• [Records provided]:
⟨

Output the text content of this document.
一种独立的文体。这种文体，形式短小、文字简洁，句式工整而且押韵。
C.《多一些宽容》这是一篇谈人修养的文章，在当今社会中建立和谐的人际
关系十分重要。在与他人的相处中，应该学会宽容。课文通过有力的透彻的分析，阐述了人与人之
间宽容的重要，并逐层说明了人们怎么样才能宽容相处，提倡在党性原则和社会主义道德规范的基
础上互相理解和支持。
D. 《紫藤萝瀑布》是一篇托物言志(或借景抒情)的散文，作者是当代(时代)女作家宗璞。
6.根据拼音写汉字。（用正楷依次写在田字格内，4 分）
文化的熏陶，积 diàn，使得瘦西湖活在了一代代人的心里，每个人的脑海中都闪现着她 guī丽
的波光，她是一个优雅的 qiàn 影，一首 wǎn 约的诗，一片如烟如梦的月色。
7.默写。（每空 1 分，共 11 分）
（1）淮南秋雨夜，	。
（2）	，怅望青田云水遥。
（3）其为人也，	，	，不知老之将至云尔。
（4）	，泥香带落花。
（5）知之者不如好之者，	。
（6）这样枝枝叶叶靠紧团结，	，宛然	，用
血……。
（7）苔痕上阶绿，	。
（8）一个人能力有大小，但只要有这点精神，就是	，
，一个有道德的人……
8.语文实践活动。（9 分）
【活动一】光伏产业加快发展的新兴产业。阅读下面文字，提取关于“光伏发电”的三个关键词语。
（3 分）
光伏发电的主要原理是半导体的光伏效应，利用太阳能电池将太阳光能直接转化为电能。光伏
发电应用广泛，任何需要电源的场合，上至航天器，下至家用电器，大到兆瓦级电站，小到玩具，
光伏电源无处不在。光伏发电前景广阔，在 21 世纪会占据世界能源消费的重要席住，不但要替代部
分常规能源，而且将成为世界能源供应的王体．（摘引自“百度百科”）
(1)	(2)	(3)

⟩

Reproduce the listing above verbatim, from first line to last.

Output the text content of this document.
一种独立的文体。这种文体，形式短小、文字简洁，句式工整而且押韵。
C.《多一些宽容》这是一篇谈人修养的文章，在当今社会中建立和谐的人际
关系十分重要。在与他人的相处中，应该学会宽容。课文通过有力的透彻的分析，阐述了人与人之
间宽容的重要，并逐层说明了人们怎么样才能宽容相处，提倡在党性原则和社会主义道德规范的基
础上互相理解和支持。
D. 《紫藤萝瀑布》是一篇托物言志(或借景抒情)的散文，作者是当代(时代)女作家宗璞。
6.根据拼音写汉字。（用正楷依次写在田字格内，4 分）
文化的熏陶，积 diàn，使得瘦西湖活在了一代代人的心里，每个人的脑海中都闪现着她 guī丽
的波光，她是一个优雅的 qiàn 影，一首 wǎn 约的诗，一片如烟如梦的月色。
7.默写。（每空 1 分，共 11 分）
（1）淮南秋雨夜，	。
（2）	，怅望青田云水遥。
（3）其为人也，	，	，不知老之将至云尔。
（4）	，泥香带落花。
（5）知之者不如好之者，	。
（6）这样枝枝叶叶靠紧团结，	，宛然	，用
血……。
（7）苔痕上阶绿，	。
（8）一个人能力有大小，但只要有这点精神，就是	，
，一个有道德的人……
8.语文实践活动。（9 分）
【活动一】光伏产业加快发展的新兴产业。阅读下面文字，提取关于“光伏发电”的三个关键词语。
（3 分）
光伏发电的主要原理是半导体的光伏效应，利用太阳能电池将太阳光能直接转化为电能。光伏
发电应用广泛，任何需要电源的场合，上至航天器，下至家用电器，大到兆瓦级电站，小到玩具，
光伏电源无处不在。光伏发电前景广阔，在 21 世纪会占据世界能源消费的重要席住，不但要替代部
分常规能源，而且将成为世界能源供应的王体．（摘引自“百度百科”）
(1)	(2)	(3)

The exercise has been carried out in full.